Collect all lines below with the string "загальна".

▸ **Excerpted data**
===============
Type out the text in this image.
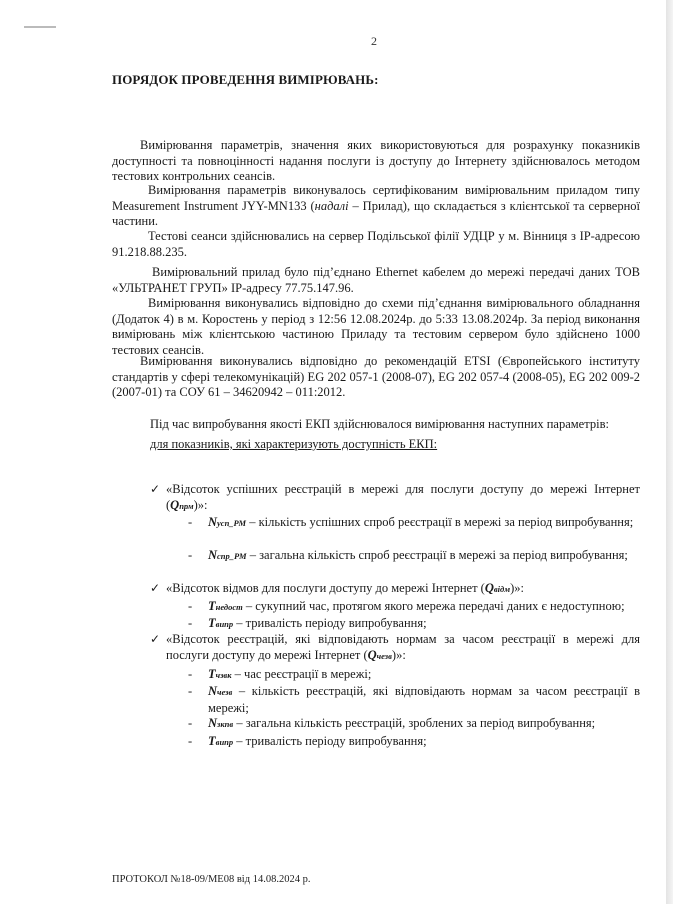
2
ПОРЯДОК ПРОВЕДЕННЯ ВИМІРЮВАНЬ:

Вимірювання параметрів, значення яких використовуються для розрахунку показників доступності та повноцінності надання послуги із доступу до Інтернету здійснювалось методом тестових контрольних сеансів.

Вимірювання параметрів виконувалось сертифікованим вимірювальним приладом типу Measurement Instrument JYY-MN133 (надалі – Прилад), що складається з клієнтської та серверної частини.

Тестові сеанси здійснювались на сервер Подільської філії УДЦР у м. Вінниця з IP-адресою 91.218.88.235.

Вимірювальний прилад було під’єднано Ethernet кабелем до мережі передачі даних ТОВ «УЛЬТРАНЕТ ГРУП» IP-адресу 77.75.147.96.

Вимірювання виконувались відповідно до схеми під’єднання вимірювального обладнання (Додаток 4) в м. Коростень у період з 12:56 12.08.2024р. до 5:33 13.08.2024р. За період виконання вимірювань між клієнтською частиною Приладу та тестовим сервером було здійснено 1000 тестових сеансів.

Вимірювання виконувались відповідно до рекомендацій ETSI (Європейського інституту стандартів у сфері телекомунікацій) EG 202 057-1 (2008-07), EG 202 057-4 (2008-05), EG 202 009-2 (2007-01) та СОУ 61 – 34620942 – 011:2012.

Під час випробування якості ЕКП здійснювалося вимірювання наступних параметрів:

для показників, які характеризують доступність ЕКП:

✓ «Відсоток успішних реєстрацій в мережі для послуги доступу до мережі Інтернет (Qпрм)»:
- Nусп_РМ – кількість успішних спроб реєстрації в мережі за період випробування;
- Nспр_РМ – загальна кількість спроб реєстрації в мережі за період випробування;
✓ «Відсоток відмов для послуги доступу до мережі Інтернет (Qвідм)»:
- Tнедост – сукупний час, протягом якого мережа передачі даних є недоступною;
- Tвипр – тривалість періоду випробування;
✓ «Відсоток реєстрацій, які відповідають нормам за часом реєстрації в мережі для послуги доступу до мережі Інтернет (Qчезв)»:
- Tчзвк – час реєстрації в мережі;
- Nчезв – кількість реєстрацій, які відповідають нормам за часом реєстрації в мережі;
- Nзкпв – загальна кількість реєстрацій, зроблених за період випробування;
- Tвипр – тривалість періоду випробування;
ПРОТОКОЛ №18-09/МЕ08 від 14.08.2024 р.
===============
▸ **Exercise response**
- Nспр_РМ – загальна кількість спроб реєстрації в мережі за період випробування;
- Nзкпв – загальна кількість реєстрацій, зроблених за період випробування;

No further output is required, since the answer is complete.